§ **DATASET ROWS**
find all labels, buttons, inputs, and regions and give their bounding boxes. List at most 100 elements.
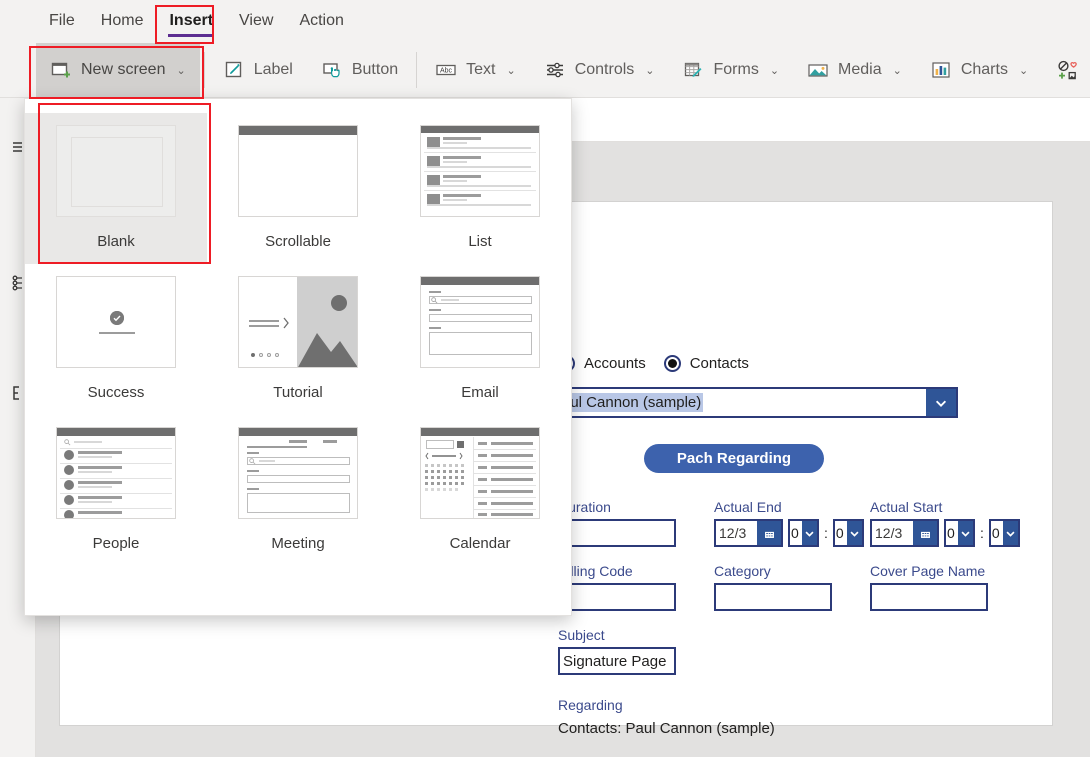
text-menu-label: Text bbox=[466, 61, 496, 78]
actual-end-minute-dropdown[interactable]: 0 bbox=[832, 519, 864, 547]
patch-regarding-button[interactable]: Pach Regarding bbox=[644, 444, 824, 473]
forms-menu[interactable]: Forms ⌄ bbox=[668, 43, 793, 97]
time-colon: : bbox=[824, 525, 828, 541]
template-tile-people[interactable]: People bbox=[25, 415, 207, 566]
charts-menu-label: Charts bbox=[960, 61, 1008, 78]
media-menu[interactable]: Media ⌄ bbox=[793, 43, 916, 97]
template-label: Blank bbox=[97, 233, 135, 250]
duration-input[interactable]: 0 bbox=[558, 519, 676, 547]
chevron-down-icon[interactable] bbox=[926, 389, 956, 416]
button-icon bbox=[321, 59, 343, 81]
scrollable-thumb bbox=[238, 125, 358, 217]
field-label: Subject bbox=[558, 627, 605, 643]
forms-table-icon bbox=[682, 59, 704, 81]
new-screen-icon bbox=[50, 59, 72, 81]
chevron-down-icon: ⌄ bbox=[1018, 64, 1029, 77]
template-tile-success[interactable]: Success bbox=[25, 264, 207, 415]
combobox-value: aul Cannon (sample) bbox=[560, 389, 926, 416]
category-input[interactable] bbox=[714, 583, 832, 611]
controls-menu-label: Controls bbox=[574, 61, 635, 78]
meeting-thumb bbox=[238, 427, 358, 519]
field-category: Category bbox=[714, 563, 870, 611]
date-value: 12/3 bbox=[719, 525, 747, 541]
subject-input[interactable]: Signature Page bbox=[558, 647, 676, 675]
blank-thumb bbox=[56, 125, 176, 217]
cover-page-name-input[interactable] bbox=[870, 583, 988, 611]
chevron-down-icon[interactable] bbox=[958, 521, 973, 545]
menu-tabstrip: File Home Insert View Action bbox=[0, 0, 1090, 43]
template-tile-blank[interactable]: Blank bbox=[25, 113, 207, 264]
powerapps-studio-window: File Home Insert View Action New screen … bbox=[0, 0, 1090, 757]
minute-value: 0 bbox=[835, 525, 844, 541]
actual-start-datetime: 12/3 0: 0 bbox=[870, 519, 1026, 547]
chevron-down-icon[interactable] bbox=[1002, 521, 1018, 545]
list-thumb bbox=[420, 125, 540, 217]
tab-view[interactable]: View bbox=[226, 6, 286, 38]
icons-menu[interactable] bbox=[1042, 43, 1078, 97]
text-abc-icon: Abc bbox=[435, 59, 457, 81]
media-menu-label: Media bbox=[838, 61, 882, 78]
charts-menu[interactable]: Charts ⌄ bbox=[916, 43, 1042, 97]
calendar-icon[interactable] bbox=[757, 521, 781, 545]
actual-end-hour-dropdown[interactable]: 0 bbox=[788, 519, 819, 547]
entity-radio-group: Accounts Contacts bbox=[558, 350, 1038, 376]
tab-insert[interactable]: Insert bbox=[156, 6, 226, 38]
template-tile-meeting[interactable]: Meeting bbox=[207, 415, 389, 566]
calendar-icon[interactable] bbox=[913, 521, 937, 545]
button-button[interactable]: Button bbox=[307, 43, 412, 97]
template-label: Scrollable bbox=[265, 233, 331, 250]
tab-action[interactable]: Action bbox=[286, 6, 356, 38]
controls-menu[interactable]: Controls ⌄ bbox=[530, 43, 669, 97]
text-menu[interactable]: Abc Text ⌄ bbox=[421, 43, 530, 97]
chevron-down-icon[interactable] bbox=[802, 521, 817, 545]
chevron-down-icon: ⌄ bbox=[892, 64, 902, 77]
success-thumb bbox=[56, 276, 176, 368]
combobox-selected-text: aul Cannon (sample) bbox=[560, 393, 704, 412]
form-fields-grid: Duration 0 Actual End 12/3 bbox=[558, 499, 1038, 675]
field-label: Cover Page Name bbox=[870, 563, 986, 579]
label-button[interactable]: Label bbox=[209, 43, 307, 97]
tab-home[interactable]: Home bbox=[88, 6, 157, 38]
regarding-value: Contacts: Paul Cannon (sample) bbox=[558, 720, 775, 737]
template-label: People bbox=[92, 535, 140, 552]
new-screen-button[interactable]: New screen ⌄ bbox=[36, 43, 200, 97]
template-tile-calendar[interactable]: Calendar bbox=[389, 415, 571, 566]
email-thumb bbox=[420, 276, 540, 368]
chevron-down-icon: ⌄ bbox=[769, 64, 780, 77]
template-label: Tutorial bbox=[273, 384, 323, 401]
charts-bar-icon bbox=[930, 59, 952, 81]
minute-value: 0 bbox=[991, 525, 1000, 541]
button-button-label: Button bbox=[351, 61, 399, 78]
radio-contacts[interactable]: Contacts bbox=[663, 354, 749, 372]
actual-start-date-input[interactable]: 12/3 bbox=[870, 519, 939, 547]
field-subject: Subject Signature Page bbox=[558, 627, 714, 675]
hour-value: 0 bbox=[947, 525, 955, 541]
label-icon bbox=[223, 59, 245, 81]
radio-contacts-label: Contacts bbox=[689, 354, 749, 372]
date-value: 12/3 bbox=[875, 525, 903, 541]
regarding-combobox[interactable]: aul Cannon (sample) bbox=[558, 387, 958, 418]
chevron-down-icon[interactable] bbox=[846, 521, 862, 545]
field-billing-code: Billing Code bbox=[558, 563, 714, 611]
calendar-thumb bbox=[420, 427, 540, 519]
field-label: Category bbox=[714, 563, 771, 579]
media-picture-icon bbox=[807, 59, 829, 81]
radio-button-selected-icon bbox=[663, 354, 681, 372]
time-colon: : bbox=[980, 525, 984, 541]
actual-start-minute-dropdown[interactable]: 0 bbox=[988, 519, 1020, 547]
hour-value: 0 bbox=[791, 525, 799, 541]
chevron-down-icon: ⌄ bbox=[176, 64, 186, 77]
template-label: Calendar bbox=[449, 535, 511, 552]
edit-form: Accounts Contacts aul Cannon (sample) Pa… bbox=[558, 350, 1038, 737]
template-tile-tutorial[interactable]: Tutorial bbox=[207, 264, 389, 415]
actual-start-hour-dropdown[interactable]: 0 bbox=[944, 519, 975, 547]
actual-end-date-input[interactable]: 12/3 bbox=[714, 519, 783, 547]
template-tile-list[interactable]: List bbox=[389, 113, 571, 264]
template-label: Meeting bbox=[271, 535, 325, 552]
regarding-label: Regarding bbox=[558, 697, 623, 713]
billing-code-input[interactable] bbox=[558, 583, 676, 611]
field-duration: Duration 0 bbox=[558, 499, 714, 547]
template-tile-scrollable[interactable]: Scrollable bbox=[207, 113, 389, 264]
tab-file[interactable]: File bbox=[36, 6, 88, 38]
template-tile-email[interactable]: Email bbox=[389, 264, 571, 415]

§ **SHORT PROBLEM**
Please return every line above word for word, leaving out the pictures.

§ **TASK SOLUTION**
find all labels, buttons, inputs, and regions and give their bounding boxes. List at most 100 elements.
text-menu-label: Text bbox=[466, 61, 496, 78]
actual-end-minute-dropdown[interactable]: 0 bbox=[832, 519, 864, 547]
patch-regarding-button[interactable]: Pach Regarding bbox=[644, 444, 824, 473]
forms-menu[interactable]: Forms ⌄ bbox=[668, 43, 793, 97]
time-colon: : bbox=[824, 525, 828, 541]
template-tile-people[interactable]: People bbox=[25, 415, 207, 566]
charts-menu-label: Charts bbox=[960, 61, 1008, 78]
media-menu[interactable]: Media ⌄ bbox=[793, 43, 916, 97]
template-label: Blank bbox=[97, 233, 135, 250]
duration-input[interactable]: 0 bbox=[558, 519, 676, 547]
chevron-down-icon[interactable] bbox=[926, 389, 956, 416]
button-icon bbox=[321, 59, 343, 81]
scrollable-thumb bbox=[238, 125, 358, 217]
field-label: Subject bbox=[558, 627, 605, 643]
forms-table-icon bbox=[682, 59, 704, 81]
new-screen-icon bbox=[50, 59, 72, 81]
chevron-down-icon: ⌄ bbox=[1018, 64, 1029, 77]
template-tile-success[interactable]: Success bbox=[25, 264, 207, 415]
combobox-value: aul Cannon (sample) bbox=[560, 389, 926, 416]
category-input[interactable] bbox=[714, 583, 832, 611]
controls-menu-label: Controls bbox=[574, 61, 635, 78]
meeting-thumb bbox=[238, 427, 358, 519]
field-category: Category bbox=[714, 563, 870, 611]
date-value: 12/3 bbox=[719, 525, 747, 541]
subject-input[interactable]: Signature Page bbox=[558, 647, 676, 675]
blank-thumb bbox=[56, 125, 176, 217]
cover-page-name-input[interactable] bbox=[870, 583, 988, 611]
chevron-down-icon[interactable] bbox=[958, 521, 973, 545]
menu-tabstrip: File Home Insert View Action bbox=[0, 0, 1090, 43]
template-tile-blank[interactable]: Blank bbox=[25, 113, 207, 264]
powerapps-studio-window: File Home Insert View Action New screen … bbox=[0, 0, 1090, 757]
minute-value: 0 bbox=[835, 525, 844, 541]
actual-start-datetime: 12/3 0: 0 bbox=[870, 519, 1026, 547]
chevron-down-icon[interactable] bbox=[1002, 521, 1018, 545]
list-thumb bbox=[420, 125, 540, 217]
tab-view[interactable]: View bbox=[226, 6, 286, 38]
icons-menu[interactable] bbox=[1042, 43, 1078, 97]
text-abc-icon: Abc bbox=[435, 59, 457, 81]
media-menu-label: Media bbox=[838, 61, 882, 78]
charts-menu[interactable]: Charts ⌄ bbox=[916, 43, 1042, 97]
calendar-icon[interactable] bbox=[757, 521, 781, 545]
actual-end-hour-dropdown[interactable]: 0 bbox=[788, 519, 819, 547]
entity-radio-group: Accounts Contacts bbox=[558, 350, 1038, 376]
tab-insert[interactable]: Insert bbox=[156, 6, 226, 38]
template-tile-meeting[interactable]: Meeting bbox=[207, 415, 389, 566]
calendar-icon[interactable] bbox=[913, 521, 937, 545]
button-button[interactable]: Button bbox=[307, 43, 412, 97]
template-label: Scrollable bbox=[265, 233, 331, 250]
tab-action[interactable]: Action bbox=[286, 6, 356, 38]
controls-menu[interactable]: Controls ⌄ bbox=[530, 43, 669, 97]
text-menu[interactable]: Abc Text ⌄ bbox=[421, 43, 530, 97]
chevron-down-icon[interactable] bbox=[802, 521, 817, 545]
chevron-down-icon: ⌄ bbox=[892, 64, 902, 77]
success-thumb bbox=[56, 276, 176, 368]
combobox-selected-text: aul Cannon (sample) bbox=[560, 393, 704, 412]
form-fields-grid: Duration 0 Actual End 12/3 bbox=[558, 499, 1038, 675]
field-label: Cover Page Name bbox=[870, 563, 986, 579]
label-button[interactable]: Label bbox=[209, 43, 307, 97]
tab-home[interactable]: Home bbox=[88, 6, 157, 38]
regarding-value: Contacts: Paul Cannon (sample) bbox=[558, 720, 775, 737]
template-label: People bbox=[92, 535, 140, 552]
new-screen-button[interactable]: New screen ⌄ bbox=[36, 43, 200, 97]
template-tile-calendar[interactable]: Calendar bbox=[389, 415, 571, 566]
email-thumb bbox=[420, 276, 540, 368]
chevron-down-icon: ⌄ bbox=[769, 64, 780, 77]
template-label: Tutorial bbox=[273, 384, 323, 401]
charts-bar-icon bbox=[930, 59, 952, 81]
minute-value: 0 bbox=[991, 525, 1000, 541]
button-button-label: Button bbox=[351, 61, 399, 78]
radio-contacts[interactable]: Contacts bbox=[663, 354, 749, 372]
actual-start-date-input[interactable]: 12/3 bbox=[870, 519, 939, 547]
field-subject: Subject Signature Page bbox=[558, 627, 714, 675]
hour-value: 0 bbox=[947, 525, 955, 541]
label-icon bbox=[223, 59, 245, 81]
radio-contacts-label: Contacts bbox=[689, 354, 749, 372]
date-value: 12/3 bbox=[875, 525, 903, 541]
regarding-combobox[interactable]: aul Cannon (sample) bbox=[558, 387, 958, 418]
chevron-down-icon[interactable] bbox=[846, 521, 862, 545]
field-billing-code: Billing Code bbox=[558, 563, 714, 611]
calendar-thumb bbox=[420, 427, 540, 519]
field-label: Category bbox=[714, 563, 771, 579]
media-picture-icon bbox=[807, 59, 829, 81]
radio-button-selected-icon bbox=[663, 354, 681, 372]
time-colon: : bbox=[980, 525, 984, 541]
actual-start-minute-dropdown[interactable]: 0 bbox=[988, 519, 1020, 547]
hour-value: 0 bbox=[791, 525, 799, 541]
chevron-down-icon: ⌄ bbox=[176, 64, 186, 77]
template-label: Calendar bbox=[449, 535, 511, 552]
edit-form: Accounts Contacts aul Cannon (sample) Pa… bbox=[558, 350, 1038, 737]
template-tile-tutorial[interactable]: Tutorial bbox=[207, 264, 389, 415]
actual-start-hour-dropdown[interactable]: 0 bbox=[944, 519, 975, 547]
actual-end-date-input[interactable]: 12/3 bbox=[714, 519, 783, 547]
template-tile-list[interactable]: List bbox=[389, 113, 571, 264]
template-label: Meeting bbox=[271, 535, 325, 552]
regarding-label: Regarding bbox=[558, 697, 623, 713]
billing-code-input[interactable] bbox=[558, 583, 676, 611]
field-duration: Duration 0 bbox=[558, 499, 714, 547]
template-tile-scrollable[interactable]: Scrollable bbox=[207, 113, 389, 264]
tab-file[interactable]: File bbox=[36, 6, 88, 38]
template-tile-email[interactable]: Email bbox=[389, 264, 571, 415]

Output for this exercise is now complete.